* [EXERCISE INSTRUCTIONS]: Return the whole listing exactly as it stands.

::::

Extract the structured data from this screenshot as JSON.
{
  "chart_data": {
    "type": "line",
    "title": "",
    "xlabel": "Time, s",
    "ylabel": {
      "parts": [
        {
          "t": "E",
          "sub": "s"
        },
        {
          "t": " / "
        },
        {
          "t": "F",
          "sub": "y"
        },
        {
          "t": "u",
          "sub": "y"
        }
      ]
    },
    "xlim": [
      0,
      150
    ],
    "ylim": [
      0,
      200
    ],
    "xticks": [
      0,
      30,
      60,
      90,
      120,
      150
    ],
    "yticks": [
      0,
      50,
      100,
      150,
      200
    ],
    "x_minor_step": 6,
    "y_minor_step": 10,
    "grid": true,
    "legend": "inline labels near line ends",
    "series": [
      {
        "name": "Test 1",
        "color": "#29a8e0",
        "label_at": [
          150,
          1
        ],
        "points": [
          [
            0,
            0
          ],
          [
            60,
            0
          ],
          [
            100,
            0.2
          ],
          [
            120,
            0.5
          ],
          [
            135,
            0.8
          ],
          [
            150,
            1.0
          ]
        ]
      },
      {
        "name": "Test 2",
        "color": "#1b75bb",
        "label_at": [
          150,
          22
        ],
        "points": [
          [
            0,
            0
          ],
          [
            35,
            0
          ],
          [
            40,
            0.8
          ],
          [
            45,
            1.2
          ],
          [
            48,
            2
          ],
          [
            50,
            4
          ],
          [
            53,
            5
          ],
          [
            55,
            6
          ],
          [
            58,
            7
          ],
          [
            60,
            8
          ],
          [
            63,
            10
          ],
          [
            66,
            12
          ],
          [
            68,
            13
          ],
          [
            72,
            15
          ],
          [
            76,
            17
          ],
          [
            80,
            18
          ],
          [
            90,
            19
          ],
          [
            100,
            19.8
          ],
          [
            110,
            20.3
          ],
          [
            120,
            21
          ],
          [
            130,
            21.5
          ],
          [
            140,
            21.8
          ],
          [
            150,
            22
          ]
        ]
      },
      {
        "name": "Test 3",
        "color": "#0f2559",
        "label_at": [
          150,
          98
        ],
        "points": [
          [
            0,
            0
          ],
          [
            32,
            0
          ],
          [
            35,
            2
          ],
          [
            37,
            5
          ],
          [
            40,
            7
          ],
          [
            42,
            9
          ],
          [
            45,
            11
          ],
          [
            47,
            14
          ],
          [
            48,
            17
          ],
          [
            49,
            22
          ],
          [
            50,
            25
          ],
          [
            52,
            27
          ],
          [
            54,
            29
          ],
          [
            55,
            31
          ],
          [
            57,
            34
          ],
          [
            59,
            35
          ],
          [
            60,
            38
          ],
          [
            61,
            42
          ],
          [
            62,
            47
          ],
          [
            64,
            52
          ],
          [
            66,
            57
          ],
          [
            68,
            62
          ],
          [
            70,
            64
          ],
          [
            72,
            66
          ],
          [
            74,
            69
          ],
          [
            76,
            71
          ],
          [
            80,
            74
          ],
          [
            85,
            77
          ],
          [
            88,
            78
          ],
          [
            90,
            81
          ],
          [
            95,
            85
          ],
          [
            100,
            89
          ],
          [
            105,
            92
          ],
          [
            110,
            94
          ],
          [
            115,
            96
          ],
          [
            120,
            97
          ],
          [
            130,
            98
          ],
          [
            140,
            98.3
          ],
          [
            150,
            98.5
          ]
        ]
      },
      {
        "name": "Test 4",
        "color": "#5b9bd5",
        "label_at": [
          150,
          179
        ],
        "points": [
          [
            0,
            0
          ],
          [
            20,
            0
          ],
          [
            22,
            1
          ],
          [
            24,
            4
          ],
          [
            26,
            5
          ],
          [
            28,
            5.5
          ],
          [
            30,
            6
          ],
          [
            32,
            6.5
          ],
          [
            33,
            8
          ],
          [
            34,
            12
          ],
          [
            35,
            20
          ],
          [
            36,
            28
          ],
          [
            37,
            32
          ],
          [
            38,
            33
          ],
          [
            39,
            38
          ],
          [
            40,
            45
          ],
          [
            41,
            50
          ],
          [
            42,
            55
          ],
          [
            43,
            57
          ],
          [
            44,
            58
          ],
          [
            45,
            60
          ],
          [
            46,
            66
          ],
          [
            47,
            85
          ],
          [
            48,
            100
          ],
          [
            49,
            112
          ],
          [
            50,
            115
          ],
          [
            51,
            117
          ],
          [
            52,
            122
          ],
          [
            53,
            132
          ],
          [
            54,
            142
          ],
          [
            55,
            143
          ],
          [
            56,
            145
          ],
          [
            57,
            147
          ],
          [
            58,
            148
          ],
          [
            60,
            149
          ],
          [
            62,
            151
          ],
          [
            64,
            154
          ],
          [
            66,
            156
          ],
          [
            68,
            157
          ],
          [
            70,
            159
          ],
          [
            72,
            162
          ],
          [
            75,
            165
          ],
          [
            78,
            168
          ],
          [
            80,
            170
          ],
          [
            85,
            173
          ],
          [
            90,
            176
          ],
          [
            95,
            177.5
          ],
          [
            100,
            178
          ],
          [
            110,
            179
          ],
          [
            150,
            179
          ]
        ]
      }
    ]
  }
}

::::

* [FULL OUTPUT]:
Extract the structured data from this screenshot as JSON.
{
  "chart_data": {
    "type": "line",
    "title": "",
    "xlabel": "Time, s",
    "ylabel": {
      "parts": [
        {
          "t": "E",
          "sub": "s"
        },
        {
          "t": " / "
        },
        {
          "t": "F",
          "sub": "y"
        },
        {
          "t": "u",
          "sub": "y"
        }
      ]
    },
    "xlim": [
      0,
      150
    ],
    "ylim": [
      0,
      200
    ],
    "xticks": [
      0,
      30,
      60,
      90,
      120,
      150
    ],
    "yticks": [
      0,
      50,
      100,
      150,
      200
    ],
    "x_minor_step": 6,
    "y_minor_step": 10,
    "grid": true,
    "legend": "inline labels near line ends",
    "series": [
      {
        "name": "Test 1",
        "color": "#29a8e0",
        "label_at": [
          150,
          1
        ],
        "points": [
          [
            0,
            0
          ],
          [
            60,
            0
          ],
          [
            100,
            0.2
          ],
          [
            120,
            0.5
          ],
          [
            135,
            0.8
          ],
          [
            150,
            1.0
          ]
        ]
      },
      {
        "name": "Test 2",
        "color": "#1b75bb",
        "label_at": [
          150,
          22
        ],
        "points": [
          [
            0,
            0
          ],
          [
            35,
            0
          ],
          [
            40,
            0.8
          ],
          [
            45,
            1.2
          ],
          [
            48,
            2
          ],
          [
            50,
            4
          ],
          [
            53,
            5
          ],
          [
            55,
            6
          ],
          [
            58,
            7
          ],
          [
            60,
            8
          ],
          [
            63,
            10
          ],
          [
            66,
            12
          ],
          [
            68,
            13
          ],
          [
            72,
            15
          ],
          [
            76,
            17
          ],
          [
            80,
            18
          ],
          [
            90,
            19
          ],
          [
            100,
            19.8
          ],
          [
            110,
            20.3
          ],
          [
            120,
            21
          ],
          [
            130,
            21.5
          ],
          [
            140,
            21.8
          ],
          [
            150,
            22
          ]
        ]
      },
      {
        "name": "Test 3",
        "color": "#0f2559",
        "label_at": [
          150,
          98
        ],
        "points": [
          [
            0,
            0
          ],
          [
            32,
            0
          ],
          [
            35,
            2
          ],
          [
            37,
            5
          ],
          [
            40,
            7
          ],
          [
            42,
            9
          ],
          [
            45,
            11
          ],
          [
            47,
            14
          ],
          [
            48,
            17
          ],
          [
            49,
            22
          ],
          [
            50,
            25
          ],
          [
            52,
            27
          ],
          [
            54,
            29
          ],
          [
            55,
            31
          ],
          [
            57,
            34
          ],
          [
            59,
            35
          ],
          [
            60,
            38
          ],
          [
            61,
            42
          ],
          [
            62,
            47
          ],
          [
            64,
            52
          ],
          [
            66,
            57
          ],
          [
            68,
            62
          ],
          [
            70,
            64
          ],
          [
            72,
            66
          ],
          [
            74,
            69
          ],
          [
            76,
            71
          ],
          [
            80,
            74
          ],
          [
            85,
            77
          ],
          [
            88,
            78
          ],
          [
            90,
            81
          ],
          [
            95,
            85
          ],
          [
            100,
            89
          ],
          [
            105,
            92
          ],
          [
            110,
            94
          ],
          [
            115,
            96
          ],
          [
            120,
            97
          ],
          [
            130,
            98
          ],
          [
            140,
            98.3
          ],
          [
            150,
            98.5
          ]
        ]
      },
      {
        "name": "Test 4",
        "color": "#5b9bd5",
        "label_at": [
          150,
          179
        ],
        "points": [
          [
            0,
            0
          ],
          [
            20,
            0
          ],
          [
            22,
            1
          ],
          [
            24,
            4
          ],
          [
            26,
            5
          ],
          [
            28,
            5.5
          ],
          [
            30,
            6
          ],
          [
            32,
            6.5
          ],
          [
            33,
            8
          ],
          [
            34,
            12
          ],
          [
            35,
            20
          ],
          [
            36,
            28
          ],
          [
            37,
            32
          ],
          [
            38,
            33
          ],
          [
            39,
            38
          ],
          [
            40,
            45
          ],
          [
            41,
            50
          ],
          [
            42,
            55
          ],
          [
            43,
            57
          ],
          [
            44,
            58
          ],
          [
            45,
            60
          ],
          [
            46,
            66
          ],
          [
            47,
            85
          ],
          [
            48,
            100
          ],
          [
            49,
            112
          ],
          [
            50,
            115
          ],
          [
            51,
            117
          ],
          [
            52,
            122
          ],
          [
            53,
            132
          ],
          [
            54,
            142
          ],
          [
            55,
            143
          ],
          [
            56,
            145
          ],
          [
            57,
            147
          ],
          [
            58,
            148
          ],
          [
            60,
            149
          ],
          [
            62,
            151
          ],
          [
            64,
            154
          ],
          [
            66,
            156
          ],
          [
            68,
            157
          ],
          [
            70,
            159
          ],
          [
            72,
            162
          ],
          [
            75,
            165
          ],
          [
            78,
            168
          ],
          [
            80,
            170
          ],
          [
            85,
            173
          ],
          [
            90,
            176
          ],
          [
            95,
            177.5
          ],
          [
            100,
            178
          ],
          [
            110,
            179
          ],
          [
            150,
            179
          ]
        ]
      }
    ]
  }
}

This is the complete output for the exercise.